▸ **Input**:
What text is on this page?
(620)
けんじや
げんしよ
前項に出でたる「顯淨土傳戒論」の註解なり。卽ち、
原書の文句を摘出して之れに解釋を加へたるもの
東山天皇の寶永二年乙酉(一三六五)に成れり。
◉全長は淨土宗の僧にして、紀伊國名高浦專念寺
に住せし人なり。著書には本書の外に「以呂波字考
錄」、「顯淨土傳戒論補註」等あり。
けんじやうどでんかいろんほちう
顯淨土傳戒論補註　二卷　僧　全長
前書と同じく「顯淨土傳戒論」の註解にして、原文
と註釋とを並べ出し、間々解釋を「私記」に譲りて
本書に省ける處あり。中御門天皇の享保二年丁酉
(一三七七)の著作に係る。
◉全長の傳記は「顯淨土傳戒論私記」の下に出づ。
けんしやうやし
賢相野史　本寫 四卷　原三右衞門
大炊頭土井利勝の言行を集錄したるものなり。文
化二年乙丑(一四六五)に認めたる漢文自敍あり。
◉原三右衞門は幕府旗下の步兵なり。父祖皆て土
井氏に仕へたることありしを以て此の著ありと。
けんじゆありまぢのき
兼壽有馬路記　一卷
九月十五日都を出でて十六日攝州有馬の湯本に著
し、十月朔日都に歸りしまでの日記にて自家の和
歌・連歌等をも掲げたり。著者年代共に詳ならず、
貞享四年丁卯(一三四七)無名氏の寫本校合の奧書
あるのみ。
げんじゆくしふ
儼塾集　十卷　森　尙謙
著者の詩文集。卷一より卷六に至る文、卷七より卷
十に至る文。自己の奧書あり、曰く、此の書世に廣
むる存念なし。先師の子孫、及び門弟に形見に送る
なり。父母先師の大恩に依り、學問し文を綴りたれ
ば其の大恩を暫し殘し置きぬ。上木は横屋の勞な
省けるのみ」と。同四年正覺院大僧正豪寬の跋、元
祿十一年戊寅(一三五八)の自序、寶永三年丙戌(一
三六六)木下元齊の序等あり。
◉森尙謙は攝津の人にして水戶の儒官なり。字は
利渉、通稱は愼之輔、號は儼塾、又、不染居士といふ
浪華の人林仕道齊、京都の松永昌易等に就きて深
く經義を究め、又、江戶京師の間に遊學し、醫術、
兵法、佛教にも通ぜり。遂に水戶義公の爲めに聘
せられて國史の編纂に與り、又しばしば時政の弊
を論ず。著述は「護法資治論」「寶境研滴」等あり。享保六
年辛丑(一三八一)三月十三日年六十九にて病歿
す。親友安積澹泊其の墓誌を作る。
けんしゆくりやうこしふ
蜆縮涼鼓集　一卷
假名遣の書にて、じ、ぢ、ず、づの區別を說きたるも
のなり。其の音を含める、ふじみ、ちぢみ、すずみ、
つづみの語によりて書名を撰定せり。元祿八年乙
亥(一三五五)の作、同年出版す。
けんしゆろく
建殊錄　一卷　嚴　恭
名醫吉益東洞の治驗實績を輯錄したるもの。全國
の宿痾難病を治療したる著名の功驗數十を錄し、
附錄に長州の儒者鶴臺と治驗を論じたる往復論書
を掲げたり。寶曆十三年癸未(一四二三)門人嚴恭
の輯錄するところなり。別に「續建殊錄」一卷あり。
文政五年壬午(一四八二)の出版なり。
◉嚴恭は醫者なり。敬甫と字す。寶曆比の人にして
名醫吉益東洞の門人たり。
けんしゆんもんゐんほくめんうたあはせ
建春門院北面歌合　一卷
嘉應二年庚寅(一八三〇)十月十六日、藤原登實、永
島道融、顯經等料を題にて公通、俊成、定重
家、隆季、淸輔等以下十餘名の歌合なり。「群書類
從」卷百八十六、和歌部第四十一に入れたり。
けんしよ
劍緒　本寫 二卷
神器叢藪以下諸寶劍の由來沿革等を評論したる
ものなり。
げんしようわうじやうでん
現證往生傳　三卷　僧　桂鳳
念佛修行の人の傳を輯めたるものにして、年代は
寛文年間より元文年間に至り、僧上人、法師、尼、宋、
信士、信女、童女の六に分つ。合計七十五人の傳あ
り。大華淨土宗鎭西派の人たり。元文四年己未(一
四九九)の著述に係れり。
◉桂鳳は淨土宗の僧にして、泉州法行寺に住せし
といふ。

▸ **Stated problem**: Copy the data above in full, character for character.

▸ **Right answer**:
What text is on this page?
(620)
けんじや
げんしよ
前項に出でたる「顯淨土傳戒論」の註解なり。卽ち、
原書の文句を摘出して之れに解釋を加へたるもの
東山天皇の寶永二年乙酉(一三六五)に成れり。
◉全長は淨土宗の僧にして、紀伊國名高浦專念寺
に住せし人なり。著書には本書の外に「以呂波字考
錄」、「顯淨土傳戒論補註」等あり。
けんじやうどでんかいろんほちう
顯淨土傳戒論補註　二卷　僧　全長
前書と同じく「顯淨土傳戒論」の註解にして、原文
と註釋とを並べ出し、間々解釋を「私記」に譲りて
本書に省ける處あり。中御門天皇の享保二年丁酉
(一三七七)の著作に係る。
◉全長の傳記は「顯淨土傳戒論私記」の下に出づ。
けんしやうやし
賢相野史　本寫 四卷　原三右衞門
大炊頭土井利勝の言行を集錄したるものなり。文
化二年乙丑(一四六五)に認めたる漢文自敍あり。
◉原三右衞門は幕府旗下の步兵なり。父祖皆て土
井氏に仕へたることありしを以て此の著ありと。
けんじゆありまぢのき
兼壽有馬路記　一卷
九月十五日都を出でて十六日攝州有馬の湯本に著
し、十月朔日都に歸りしまでの日記にて自家の和
歌・連歌等をも掲げたり。著者年代共に詳ならず、
貞享四年丁卯(一三四七)無名氏の寫本校合の奧書
あるのみ。
げんじゆくしふ
儼塾集　十卷　森　尙謙
著者の詩文集。卷一より卷六に至る文、卷七より卷
十に至る文。自己の奧書あり、曰く、此の書世に廣
むる存念なし。先師の子孫、及び門弟に形見に送る
なり。父母先師の大恩に依り、學問し文を綴りたれ
ば其の大恩を暫し殘し置きぬ。上木は横屋の勞な
省けるのみ」と。同四年正覺院大僧正豪寬の跋、元
祿十一年戊寅(一三五八)の自序、寶永三年丙戌(一
三六六)木下元齊の序等あり。
◉森尙謙は攝津の人にして水戶の儒官なり。字は
利渉、通稱は愼之輔、號は儼塾、又、不染居士といふ
浪華の人林仕道齊、京都の松永昌易等に就きて深
く經義を究め、又、江戶京師の間に遊學し、醫術、
兵法、佛教にも通ぜり。遂に水戶義公の爲めに聘
せられて國史の編纂に與り、又しばしば時政の弊
を論ず。著述は「護法資治論」「寶境研滴」等あり。享保六
年辛丑(一三八一)三月十三日年六十九にて病歿
す。親友安積澹泊其の墓誌を作る。
けんしゆくりやうこしふ
蜆縮涼鼓集　一卷
假名遣の書にて、じ、ぢ、ず、づの區別を說きたるも
のなり。其の音を含める、ふじみ、ちぢみ、すずみ、
つづみの語によりて書名を撰定せり。元祿八年乙
亥(一三五五)の作、同年出版す。
けんしゆろく
建殊錄　一卷　嚴　恭
名醫吉益東洞の治驗實績を輯錄したるもの。全國
の宿痾難病を治療したる著名の功驗數十を錄し、
附錄に長州の儒者鶴臺と治驗を論じたる往復論書
を掲げたり。寶曆十三年癸未(一四二三)門人嚴恭
の輯錄するところなり。別に「續建殊錄」一卷あり。
文政五年壬午(一四八二)の出版なり。
◉嚴恭は醫者なり。敬甫と字す。寶曆比の人にして
名醫吉益東洞の門人たり。
けんしゆんもんゐんほくめんうたあはせ
建春門院北面歌合　一卷
嘉應二年庚寅(一八三〇)十月十六日、藤原登實、永
島道融、顯經等料を題にて公通、俊成、定重
家、隆季、淸輔等以下十餘名の歌合なり。「群書類
從」卷百八十六、和歌部第四十一に入れたり。
けんしよ
劍緒　本寫 二卷
神器叢藪以下諸寶劍の由來沿革等を評論したる
ものなり。
げんしようわうじやうでん
現證往生傳　三卷　僧　桂鳳
念佛修行の人の傳を輯めたるものにして、年代は
寛文年間より元文年間に至り、僧上人、法師、尼、宋、
信士、信女、童女の六に分つ。合計七十五人の傳あ
り。大華淨土宗鎭西派の人たり。元文四年己未(一
四九九)の著述に係れり。
◉桂鳳は淨土宗の僧にして、泉州法行寺に住せし
といふ。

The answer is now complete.